§ **What is needed**: Rewrite the lines from the start through the line containing "stat-label[interactable]: 持平天数 —", inclusive, substituting "cumulative-marker" for every "cumulative-point" and leaving everything else unchanged. Give only those lines.

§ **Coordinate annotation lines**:
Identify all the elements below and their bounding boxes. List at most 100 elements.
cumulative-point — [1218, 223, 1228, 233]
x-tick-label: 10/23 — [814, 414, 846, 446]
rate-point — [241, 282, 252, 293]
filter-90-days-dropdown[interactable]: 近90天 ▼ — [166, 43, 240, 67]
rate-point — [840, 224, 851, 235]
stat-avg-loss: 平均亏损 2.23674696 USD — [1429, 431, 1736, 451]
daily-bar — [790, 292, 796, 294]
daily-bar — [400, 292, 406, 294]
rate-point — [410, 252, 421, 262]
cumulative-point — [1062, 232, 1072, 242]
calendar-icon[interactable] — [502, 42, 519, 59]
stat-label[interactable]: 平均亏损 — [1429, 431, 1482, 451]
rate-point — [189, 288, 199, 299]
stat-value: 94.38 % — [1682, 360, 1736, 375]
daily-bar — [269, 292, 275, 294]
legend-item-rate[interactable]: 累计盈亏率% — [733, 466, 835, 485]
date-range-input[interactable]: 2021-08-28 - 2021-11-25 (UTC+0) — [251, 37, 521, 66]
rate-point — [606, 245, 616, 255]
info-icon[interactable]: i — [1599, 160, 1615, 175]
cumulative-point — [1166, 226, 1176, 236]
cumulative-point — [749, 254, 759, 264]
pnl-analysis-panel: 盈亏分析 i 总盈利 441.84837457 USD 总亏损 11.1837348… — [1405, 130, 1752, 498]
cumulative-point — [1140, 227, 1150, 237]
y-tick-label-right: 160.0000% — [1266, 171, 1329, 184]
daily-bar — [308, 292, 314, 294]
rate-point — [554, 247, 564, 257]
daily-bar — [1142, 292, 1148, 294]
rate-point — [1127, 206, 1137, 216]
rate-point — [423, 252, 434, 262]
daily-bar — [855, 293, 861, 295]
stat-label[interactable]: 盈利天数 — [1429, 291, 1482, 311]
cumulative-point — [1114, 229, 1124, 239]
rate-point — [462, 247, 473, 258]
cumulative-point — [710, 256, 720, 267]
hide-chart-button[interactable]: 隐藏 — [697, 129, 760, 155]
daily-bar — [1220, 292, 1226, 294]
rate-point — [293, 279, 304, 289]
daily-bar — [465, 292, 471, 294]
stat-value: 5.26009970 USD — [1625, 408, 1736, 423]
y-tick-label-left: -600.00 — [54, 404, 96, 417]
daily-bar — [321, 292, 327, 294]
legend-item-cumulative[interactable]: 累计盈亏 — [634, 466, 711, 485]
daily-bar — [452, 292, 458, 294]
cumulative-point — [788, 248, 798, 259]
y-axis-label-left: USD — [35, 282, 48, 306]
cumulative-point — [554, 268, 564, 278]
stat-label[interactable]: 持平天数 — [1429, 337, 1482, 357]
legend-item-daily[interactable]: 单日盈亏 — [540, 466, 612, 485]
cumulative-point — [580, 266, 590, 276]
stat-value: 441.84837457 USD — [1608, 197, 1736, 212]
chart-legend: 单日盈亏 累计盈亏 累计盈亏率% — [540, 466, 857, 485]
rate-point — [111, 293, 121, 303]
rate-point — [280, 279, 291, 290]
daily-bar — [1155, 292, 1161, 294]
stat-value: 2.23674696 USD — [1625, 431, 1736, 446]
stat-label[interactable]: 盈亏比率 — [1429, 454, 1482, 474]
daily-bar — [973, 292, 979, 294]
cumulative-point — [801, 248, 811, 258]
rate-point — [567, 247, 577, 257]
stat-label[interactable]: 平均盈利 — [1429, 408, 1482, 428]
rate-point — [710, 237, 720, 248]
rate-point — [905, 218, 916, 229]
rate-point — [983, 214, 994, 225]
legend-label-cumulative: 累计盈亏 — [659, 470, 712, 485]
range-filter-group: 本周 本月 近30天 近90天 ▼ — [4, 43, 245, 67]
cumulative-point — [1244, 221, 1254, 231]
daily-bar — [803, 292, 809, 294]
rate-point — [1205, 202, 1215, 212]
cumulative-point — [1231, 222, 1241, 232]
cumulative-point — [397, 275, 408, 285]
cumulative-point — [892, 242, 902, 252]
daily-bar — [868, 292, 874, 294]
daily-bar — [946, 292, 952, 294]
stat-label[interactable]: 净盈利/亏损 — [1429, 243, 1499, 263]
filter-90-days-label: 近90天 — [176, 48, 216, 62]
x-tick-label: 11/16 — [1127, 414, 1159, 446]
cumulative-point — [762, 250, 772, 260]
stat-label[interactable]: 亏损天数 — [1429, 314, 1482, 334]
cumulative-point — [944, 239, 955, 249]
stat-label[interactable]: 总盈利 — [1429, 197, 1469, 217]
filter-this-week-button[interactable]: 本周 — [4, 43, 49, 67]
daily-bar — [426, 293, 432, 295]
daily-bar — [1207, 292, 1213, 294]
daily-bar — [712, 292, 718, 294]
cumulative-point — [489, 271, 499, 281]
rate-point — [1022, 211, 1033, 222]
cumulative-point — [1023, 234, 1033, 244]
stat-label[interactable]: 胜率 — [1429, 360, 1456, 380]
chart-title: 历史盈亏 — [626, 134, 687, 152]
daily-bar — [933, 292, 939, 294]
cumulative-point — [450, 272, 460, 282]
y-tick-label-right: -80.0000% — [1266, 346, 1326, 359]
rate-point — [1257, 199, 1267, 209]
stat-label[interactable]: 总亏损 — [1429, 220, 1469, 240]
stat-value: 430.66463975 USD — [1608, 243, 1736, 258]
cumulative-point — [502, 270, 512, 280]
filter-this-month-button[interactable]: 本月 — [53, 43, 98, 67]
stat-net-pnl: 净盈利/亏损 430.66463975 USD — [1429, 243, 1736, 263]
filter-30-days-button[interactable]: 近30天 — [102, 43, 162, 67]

§ **Problem solution**:
Identify all the elements below and their bounding boxes. List at most 100 elements.
cumulative-marker — [1218, 223, 1228, 233]
x-tick-label: 10/23 — [814, 414, 846, 446]
rate-point — [241, 282, 252, 293]
filter-90-days-dropdown[interactable]: 近90天 ▼ — [166, 43, 240, 67]
rate-point — [840, 224, 851, 235]
stat-avg-loss: 平均亏损 2.23674696 USD — [1429, 431, 1736, 451]
daily-bar — [790, 292, 796, 294]
daily-bar — [400, 292, 406, 294]
rate-point — [410, 252, 421, 262]
cumulative-marker — [1062, 232, 1072, 242]
calendar-icon[interactable] — [502, 42, 519, 59]
stat-label[interactable]: 平均亏损 — [1429, 431, 1482, 451]
rate-point — [189, 288, 199, 299]
stat-value: 94.38 % — [1682, 360, 1736, 375]
daily-bar — [269, 292, 275, 294]
legend-item-rate[interactable]: 累计盈亏率% — [733, 466, 835, 485]
date-range-input[interactable]: 2021-08-28 - 2021-11-25 (UTC+0) — [251, 37, 521, 66]
rate-point — [606, 245, 616, 255]
info-icon[interactable]: i — [1599, 160, 1615, 175]
cumulative-marker — [1166, 226, 1176, 236]
cumulative-marker — [749, 254, 759, 264]
pnl-analysis-panel: 盈亏分析 i 总盈利 441.84837457 USD 总亏损 11.1837348… — [1405, 130, 1752, 498]
cumulative-marker — [1140, 227, 1150, 237]
y-tick-label-right: 160.0000% — [1266, 171, 1329, 184]
daily-bar — [308, 292, 314, 294]
rate-point — [554, 247, 564, 257]
daily-bar — [1142, 292, 1148, 294]
rate-point — [1127, 206, 1137, 216]
rate-point — [423, 252, 434, 262]
daily-bar — [855, 293, 861, 295]
stat-label[interactable]: 盈利天数 — [1429, 291, 1482, 311]
cumulative-marker — [1114, 229, 1124, 239]
rate-point — [462, 247, 473, 258]
cumulative-marker — [710, 256, 720, 267]
hide-chart-button[interactable]: 隐藏 — [697, 129, 760, 155]
daily-bar — [1220, 292, 1226, 294]
rate-point — [293, 279, 304, 289]
daily-bar — [465, 292, 471, 294]
stat-value: 5.26009970 USD — [1625, 408, 1736, 423]
y-tick-label-left: -600.00 — [54, 404, 96, 417]
daily-bar — [321, 292, 327, 294]
legend-item-cumulative[interactable]: 累计盈亏 — [634, 466, 711, 485]
daily-bar — [452, 292, 458, 294]
cumulative-marker — [788, 248, 798, 259]
y-axis-label-left: USD — [35, 282, 48, 306]
cumulative-marker — [554, 268, 564, 278]
stat-label[interactable]: 持平天数 — [1429, 337, 1482, 357]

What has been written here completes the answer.